■ EXERCISE DETAILS: Every entry that follows needs to be repeated exactly.

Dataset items
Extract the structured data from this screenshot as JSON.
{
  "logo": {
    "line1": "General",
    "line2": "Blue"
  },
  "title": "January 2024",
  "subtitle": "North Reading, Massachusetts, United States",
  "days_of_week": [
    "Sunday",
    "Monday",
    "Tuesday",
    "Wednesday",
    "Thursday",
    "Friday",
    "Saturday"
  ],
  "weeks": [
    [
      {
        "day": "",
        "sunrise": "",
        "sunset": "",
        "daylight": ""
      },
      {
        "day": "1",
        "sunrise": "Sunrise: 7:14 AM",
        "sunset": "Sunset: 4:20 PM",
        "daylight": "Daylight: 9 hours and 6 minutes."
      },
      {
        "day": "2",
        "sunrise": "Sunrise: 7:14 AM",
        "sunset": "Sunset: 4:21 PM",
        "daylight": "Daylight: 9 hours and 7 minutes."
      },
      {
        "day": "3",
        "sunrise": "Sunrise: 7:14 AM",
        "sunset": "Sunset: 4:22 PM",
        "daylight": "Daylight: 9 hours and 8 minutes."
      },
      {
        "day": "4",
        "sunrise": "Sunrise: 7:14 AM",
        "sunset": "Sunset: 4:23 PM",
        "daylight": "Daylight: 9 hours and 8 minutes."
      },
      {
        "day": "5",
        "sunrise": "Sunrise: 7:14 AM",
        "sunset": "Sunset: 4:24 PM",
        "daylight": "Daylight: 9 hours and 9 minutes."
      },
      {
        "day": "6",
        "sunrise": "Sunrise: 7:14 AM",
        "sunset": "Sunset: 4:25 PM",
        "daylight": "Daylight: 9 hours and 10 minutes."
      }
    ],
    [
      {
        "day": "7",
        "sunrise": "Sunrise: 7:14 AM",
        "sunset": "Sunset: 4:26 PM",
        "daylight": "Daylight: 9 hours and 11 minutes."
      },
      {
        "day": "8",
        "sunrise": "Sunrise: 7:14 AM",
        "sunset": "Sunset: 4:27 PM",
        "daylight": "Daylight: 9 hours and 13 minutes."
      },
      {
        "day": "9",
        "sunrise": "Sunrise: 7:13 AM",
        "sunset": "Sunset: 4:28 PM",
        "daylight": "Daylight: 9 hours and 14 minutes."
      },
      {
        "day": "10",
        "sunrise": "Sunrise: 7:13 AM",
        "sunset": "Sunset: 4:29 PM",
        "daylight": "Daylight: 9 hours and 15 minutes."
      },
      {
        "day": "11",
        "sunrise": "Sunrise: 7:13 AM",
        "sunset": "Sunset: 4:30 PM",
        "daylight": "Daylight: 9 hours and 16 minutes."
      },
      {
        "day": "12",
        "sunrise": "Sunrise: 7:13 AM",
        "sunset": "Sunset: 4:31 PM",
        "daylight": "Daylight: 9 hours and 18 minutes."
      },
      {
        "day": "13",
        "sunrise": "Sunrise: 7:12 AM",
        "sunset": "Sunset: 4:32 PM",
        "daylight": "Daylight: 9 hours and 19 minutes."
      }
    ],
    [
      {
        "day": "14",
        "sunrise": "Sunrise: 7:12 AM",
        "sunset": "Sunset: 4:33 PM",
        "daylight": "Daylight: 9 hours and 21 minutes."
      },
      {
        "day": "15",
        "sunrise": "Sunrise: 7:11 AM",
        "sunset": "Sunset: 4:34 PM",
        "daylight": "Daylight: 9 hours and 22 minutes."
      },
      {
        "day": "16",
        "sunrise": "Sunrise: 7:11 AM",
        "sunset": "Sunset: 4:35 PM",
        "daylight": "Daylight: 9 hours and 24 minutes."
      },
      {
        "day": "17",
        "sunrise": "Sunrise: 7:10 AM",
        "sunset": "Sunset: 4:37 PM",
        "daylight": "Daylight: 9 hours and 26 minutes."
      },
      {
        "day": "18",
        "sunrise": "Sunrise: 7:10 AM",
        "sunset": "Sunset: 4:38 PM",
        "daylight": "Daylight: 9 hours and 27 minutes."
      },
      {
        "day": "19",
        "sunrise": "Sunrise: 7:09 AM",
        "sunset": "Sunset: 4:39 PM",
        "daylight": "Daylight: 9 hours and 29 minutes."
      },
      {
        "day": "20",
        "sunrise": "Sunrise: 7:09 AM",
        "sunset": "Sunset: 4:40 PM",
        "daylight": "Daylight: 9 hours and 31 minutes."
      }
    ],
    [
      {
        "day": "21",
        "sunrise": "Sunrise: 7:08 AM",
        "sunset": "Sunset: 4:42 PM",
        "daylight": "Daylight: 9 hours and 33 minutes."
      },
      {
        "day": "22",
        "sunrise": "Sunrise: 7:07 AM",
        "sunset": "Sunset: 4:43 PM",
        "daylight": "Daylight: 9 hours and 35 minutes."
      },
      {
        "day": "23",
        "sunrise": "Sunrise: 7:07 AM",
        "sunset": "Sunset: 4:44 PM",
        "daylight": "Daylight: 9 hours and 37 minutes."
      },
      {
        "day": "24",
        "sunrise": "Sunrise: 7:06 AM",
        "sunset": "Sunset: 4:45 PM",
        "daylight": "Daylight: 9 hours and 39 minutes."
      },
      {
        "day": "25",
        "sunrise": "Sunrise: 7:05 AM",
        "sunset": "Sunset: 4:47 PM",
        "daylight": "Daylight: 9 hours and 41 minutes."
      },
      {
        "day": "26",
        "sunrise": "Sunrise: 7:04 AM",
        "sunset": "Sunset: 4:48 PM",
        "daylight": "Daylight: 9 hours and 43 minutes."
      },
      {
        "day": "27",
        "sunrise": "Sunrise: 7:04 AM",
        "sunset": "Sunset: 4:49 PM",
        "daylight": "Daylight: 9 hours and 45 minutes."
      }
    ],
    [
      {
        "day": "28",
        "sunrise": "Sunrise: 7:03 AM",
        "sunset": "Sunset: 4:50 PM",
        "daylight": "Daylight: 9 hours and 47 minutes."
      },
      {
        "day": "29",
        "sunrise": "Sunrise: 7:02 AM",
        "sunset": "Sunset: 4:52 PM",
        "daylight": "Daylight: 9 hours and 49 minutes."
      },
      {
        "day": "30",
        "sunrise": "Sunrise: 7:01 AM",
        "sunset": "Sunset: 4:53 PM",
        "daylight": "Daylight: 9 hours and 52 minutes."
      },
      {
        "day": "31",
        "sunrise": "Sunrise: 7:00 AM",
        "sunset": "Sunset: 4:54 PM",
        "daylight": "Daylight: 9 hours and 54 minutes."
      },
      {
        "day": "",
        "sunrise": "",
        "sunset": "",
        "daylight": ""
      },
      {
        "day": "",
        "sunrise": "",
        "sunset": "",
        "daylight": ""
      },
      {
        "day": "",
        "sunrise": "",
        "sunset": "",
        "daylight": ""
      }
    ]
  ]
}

■ WORKED ANSWER:
Extract the structured data from this screenshot as JSON.
{
  "logo": {
    "line1": "General",
    "line2": "Blue"
  },
  "title": "January 2024",
  "subtitle": "North Reading, Massachusetts, United States",
  "days_of_week": [
    "Sunday",
    "Monday",
    "Tuesday",
    "Wednesday",
    "Thursday",
    "Friday",
    "Saturday"
  ],
  "weeks": [
    [
      {
        "day": "",
        "sunrise": "",
        "sunset": "",
        "daylight": ""
      },
      {
        "day": "1",
        "sunrise": "Sunrise: 7:14 AM",
        "sunset": "Sunset: 4:20 PM",
        "daylight": "Daylight: 9 hours and 6 minutes."
      },
      {
        "day": "2",
        "sunrise": "Sunrise: 7:14 AM",
        "sunset": "Sunset: 4:21 PM",
        "daylight": "Daylight: 9 hours and 7 minutes."
      },
      {
        "day": "3",
        "sunrise": "Sunrise: 7:14 AM",
        "sunset": "Sunset: 4:22 PM",
        "daylight": "Daylight: 9 hours and 8 minutes."
      },
      {
        "day": "4",
        "sunrise": "Sunrise: 7:14 AM",
        "sunset": "Sunset: 4:23 PM",
        "daylight": "Daylight: 9 hours and 8 minutes."
      },
      {
        "day": "5",
        "sunrise": "Sunrise: 7:14 AM",
        "sunset": "Sunset: 4:24 PM",
        "daylight": "Daylight: 9 hours and 9 minutes."
      },
      {
        "day": "6",
        "sunrise": "Sunrise: 7:14 AM",
        "sunset": "Sunset: 4:25 PM",
        "daylight": "Daylight: 9 hours and 10 minutes."
      }
    ],
    [
      {
        "day": "7",
        "sunrise": "Sunrise: 7:14 AM",
        "sunset": "Sunset: 4:26 PM",
        "daylight": "Daylight: 9 hours and 11 minutes."
      },
      {
        "day": "8",
        "sunrise": "Sunrise: 7:14 AM",
        "sunset": "Sunset: 4:27 PM",
        "daylight": "Daylight: 9 hours and 13 minutes."
      },
      {
        "day": "9",
        "sunrise": "Sunrise: 7:13 AM",
        "sunset": "Sunset: 4:28 PM",
        "daylight": "Daylight: 9 hours and 14 minutes."
      },
      {
        "day": "10",
        "sunrise": "Sunrise: 7:13 AM",
        "sunset": "Sunset: 4:29 PM",
        "daylight": "Daylight: 9 hours and 15 minutes."
      },
      {
        "day": "11",
        "sunrise": "Sunrise: 7:13 AM",
        "sunset": "Sunset: 4:30 PM",
        "daylight": "Daylight: 9 hours and 16 minutes."
      },
      {
        "day": "12",
        "sunrise": "Sunrise: 7:13 AM",
        "sunset": "Sunset: 4:31 PM",
        "daylight": "Daylight: 9 hours and 18 minutes."
      },
      {
        "day": "13",
        "sunrise": "Sunrise: 7:12 AM",
        "sunset": "Sunset: 4:32 PM",
        "daylight": "Daylight: 9 hours and 19 minutes."
      }
    ],
    [
      {
        "day": "14",
        "sunrise": "Sunrise: 7:12 AM",
        "sunset": "Sunset: 4:33 PM",
        "daylight": "Daylight: 9 hours and 21 minutes."
      },
      {
        "day": "15",
        "sunrise": "Sunrise: 7:11 AM",
        "sunset": "Sunset: 4:34 PM",
        "daylight": "Daylight: 9 hours and 22 minutes."
      },
      {
        "day": "16",
        "sunrise": "Sunrise: 7:11 AM",
        "sunset": "Sunset: 4:35 PM",
        "daylight": "Daylight: 9 hours and 24 minutes."
      },
      {
        "day": "17",
        "sunrise": "Sunrise: 7:10 AM",
        "sunset": "Sunset: 4:37 PM",
        "daylight": "Daylight: 9 hours and 26 minutes."
      },
      {
        "day": "18",
        "sunrise": "Sunrise: 7:10 AM",
        "sunset": "Sunset: 4:38 PM",
        "daylight": "Daylight: 9 hours and 27 minutes."
      },
      {
        "day": "19",
        "sunrise": "Sunrise: 7:09 AM",
        "sunset": "Sunset: 4:39 PM",
        "daylight": "Daylight: 9 hours and 29 minutes."
      },
      {
        "day": "20",
        "sunrise": "Sunrise: 7:09 AM",
        "sunset": "Sunset: 4:40 PM",
        "daylight": "Daylight: 9 hours and 31 minutes."
      }
    ],
    [
      {
        "day": "21",
        "sunrise": "Sunrise: 7:08 AM",
        "sunset": "Sunset: 4:42 PM",
        "daylight": "Daylight: 9 hours and 33 minutes."
      },
      {
        "day": "22",
        "sunrise": "Sunrise: 7:07 AM",
        "sunset": "Sunset: 4:43 PM",
        "daylight": "Daylight: 9 hours and 35 minutes."
      },
      {
        "day": "23",
        "sunrise": "Sunrise: 7:07 AM",
        "sunset": "Sunset: 4:44 PM",
        "daylight": "Daylight: 9 hours and 37 minutes."
      },
      {
        "day": "24",
        "sunrise": "Sunrise: 7:06 AM",
        "sunset": "Sunset: 4:45 PM",
        "daylight": "Daylight: 9 hours and 39 minutes."
      },
      {
        "day": "25",
        "sunrise": "Sunrise: 7:05 AM",
        "sunset": "Sunset: 4:47 PM",
        "daylight": "Daylight: 9 hours and 41 minutes."
      },
      {
        "day": "26",
        "sunrise": "Sunrise: 7:04 AM",
        "sunset": "Sunset: 4:48 PM",
        "daylight": "Daylight: 9 hours and 43 minutes."
      },
      {
        "day": "27",
        "sunrise": "Sunrise: 7:04 AM",
        "sunset": "Sunset: 4:49 PM",
        "daylight": "Daylight: 9 hours and 45 minutes."
      }
    ],
    [
      {
        "day": "28",
        "sunrise": "Sunrise: 7:03 AM",
        "sunset": "Sunset: 4:50 PM",
        "daylight": "Daylight: 9 hours and 47 minutes."
      },
      {
        "day": "29",
        "sunrise": "Sunrise: 7:02 AM",
        "sunset": "Sunset: 4:52 PM",
        "daylight": "Daylight: 9 hours and 49 minutes."
      },
      {
        "day": "30",
        "sunrise": "Sunrise: 7:01 AM",
        "sunset": "Sunset: 4:53 PM",
        "daylight": "Daylight: 9 hours and 52 minutes."
      },
      {
        "day": "31",
        "sunrise": "Sunrise: 7:00 AM",
        "sunset": "Sunset: 4:54 PM",
        "daylight": "Daylight: 9 hours and 54 minutes."
      },
      {
        "day": "",
        "sunrise": "",
        "sunset": "",
        "daylight": ""
      },
      {
        "day": "",
        "sunrise": "",
        "sunset": "",
        "daylight": ""
      },
      {
        "day": "",
        "sunrise": "",
        "sunset": "",
        "daylight": ""
      }
    ]
  ]
}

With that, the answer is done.